- **Goal**
Filter these entries so that only lines with the word "quente" remain.

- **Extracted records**
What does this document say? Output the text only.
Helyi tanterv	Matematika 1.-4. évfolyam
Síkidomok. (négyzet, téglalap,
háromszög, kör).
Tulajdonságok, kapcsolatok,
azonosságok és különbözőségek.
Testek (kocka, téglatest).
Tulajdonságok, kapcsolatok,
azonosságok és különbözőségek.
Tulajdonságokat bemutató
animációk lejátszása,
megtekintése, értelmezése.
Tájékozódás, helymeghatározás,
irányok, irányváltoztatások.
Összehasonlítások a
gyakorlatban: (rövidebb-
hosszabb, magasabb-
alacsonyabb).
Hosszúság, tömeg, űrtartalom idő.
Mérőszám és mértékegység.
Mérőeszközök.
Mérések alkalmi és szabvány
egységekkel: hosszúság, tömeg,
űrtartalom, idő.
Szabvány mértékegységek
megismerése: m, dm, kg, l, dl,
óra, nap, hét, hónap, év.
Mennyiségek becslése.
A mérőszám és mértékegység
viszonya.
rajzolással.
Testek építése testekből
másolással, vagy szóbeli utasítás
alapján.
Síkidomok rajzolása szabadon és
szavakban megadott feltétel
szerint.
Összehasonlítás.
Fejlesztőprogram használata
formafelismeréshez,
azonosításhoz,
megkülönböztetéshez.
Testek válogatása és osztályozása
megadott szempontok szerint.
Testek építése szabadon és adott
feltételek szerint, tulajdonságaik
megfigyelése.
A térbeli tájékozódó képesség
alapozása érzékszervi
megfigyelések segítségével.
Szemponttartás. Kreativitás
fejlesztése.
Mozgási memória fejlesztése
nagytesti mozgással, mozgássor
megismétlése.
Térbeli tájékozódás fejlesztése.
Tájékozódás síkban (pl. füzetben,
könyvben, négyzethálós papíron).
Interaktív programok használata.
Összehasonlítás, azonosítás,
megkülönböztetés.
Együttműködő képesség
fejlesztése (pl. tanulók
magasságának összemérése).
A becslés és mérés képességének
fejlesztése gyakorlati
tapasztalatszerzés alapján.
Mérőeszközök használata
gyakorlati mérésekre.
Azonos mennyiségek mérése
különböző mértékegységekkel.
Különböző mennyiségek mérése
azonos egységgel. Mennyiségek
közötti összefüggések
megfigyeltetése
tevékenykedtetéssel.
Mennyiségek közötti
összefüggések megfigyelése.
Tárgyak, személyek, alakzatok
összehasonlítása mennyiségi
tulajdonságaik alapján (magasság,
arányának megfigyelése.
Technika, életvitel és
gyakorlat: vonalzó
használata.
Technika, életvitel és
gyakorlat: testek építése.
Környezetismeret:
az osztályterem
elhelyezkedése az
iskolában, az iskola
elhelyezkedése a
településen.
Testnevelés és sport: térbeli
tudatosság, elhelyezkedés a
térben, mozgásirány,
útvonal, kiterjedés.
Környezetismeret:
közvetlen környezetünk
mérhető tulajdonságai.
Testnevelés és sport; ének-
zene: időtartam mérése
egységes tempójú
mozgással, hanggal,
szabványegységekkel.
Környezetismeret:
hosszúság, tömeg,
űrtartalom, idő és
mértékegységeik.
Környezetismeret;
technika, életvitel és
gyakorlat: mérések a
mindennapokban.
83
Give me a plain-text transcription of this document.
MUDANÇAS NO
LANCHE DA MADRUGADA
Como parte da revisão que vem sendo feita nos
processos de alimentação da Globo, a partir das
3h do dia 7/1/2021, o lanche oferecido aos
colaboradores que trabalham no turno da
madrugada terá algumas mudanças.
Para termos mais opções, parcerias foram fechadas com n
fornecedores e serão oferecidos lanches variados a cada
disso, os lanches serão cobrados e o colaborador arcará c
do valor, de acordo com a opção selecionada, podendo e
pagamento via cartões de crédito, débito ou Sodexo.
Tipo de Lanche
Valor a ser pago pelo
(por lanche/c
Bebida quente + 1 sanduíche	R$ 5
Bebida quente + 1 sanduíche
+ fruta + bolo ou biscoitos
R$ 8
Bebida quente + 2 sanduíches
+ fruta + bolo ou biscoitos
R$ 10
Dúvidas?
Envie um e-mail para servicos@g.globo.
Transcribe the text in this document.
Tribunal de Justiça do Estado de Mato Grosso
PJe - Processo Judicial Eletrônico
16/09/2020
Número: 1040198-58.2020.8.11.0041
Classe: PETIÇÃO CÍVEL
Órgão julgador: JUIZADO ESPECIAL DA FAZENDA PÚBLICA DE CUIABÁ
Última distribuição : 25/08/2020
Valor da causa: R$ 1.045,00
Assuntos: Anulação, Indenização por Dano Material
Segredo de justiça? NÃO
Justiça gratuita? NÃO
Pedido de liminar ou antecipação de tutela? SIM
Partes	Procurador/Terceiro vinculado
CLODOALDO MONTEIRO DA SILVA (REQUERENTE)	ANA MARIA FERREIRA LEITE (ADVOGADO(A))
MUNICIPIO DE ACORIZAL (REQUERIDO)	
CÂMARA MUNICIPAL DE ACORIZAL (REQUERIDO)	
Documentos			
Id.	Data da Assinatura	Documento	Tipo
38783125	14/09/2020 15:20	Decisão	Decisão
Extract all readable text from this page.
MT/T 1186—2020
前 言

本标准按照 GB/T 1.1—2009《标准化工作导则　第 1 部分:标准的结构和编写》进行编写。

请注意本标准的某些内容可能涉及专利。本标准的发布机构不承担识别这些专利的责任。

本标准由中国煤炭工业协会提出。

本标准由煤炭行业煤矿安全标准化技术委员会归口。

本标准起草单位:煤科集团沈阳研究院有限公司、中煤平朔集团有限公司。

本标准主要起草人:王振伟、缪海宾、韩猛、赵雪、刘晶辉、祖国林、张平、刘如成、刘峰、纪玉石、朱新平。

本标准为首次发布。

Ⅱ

- **Expected output**
Bebida quente + 1 sanduíche	R$ 5
Bebida quente + 1 sanduíche
Bebida quente + 2 sanduíches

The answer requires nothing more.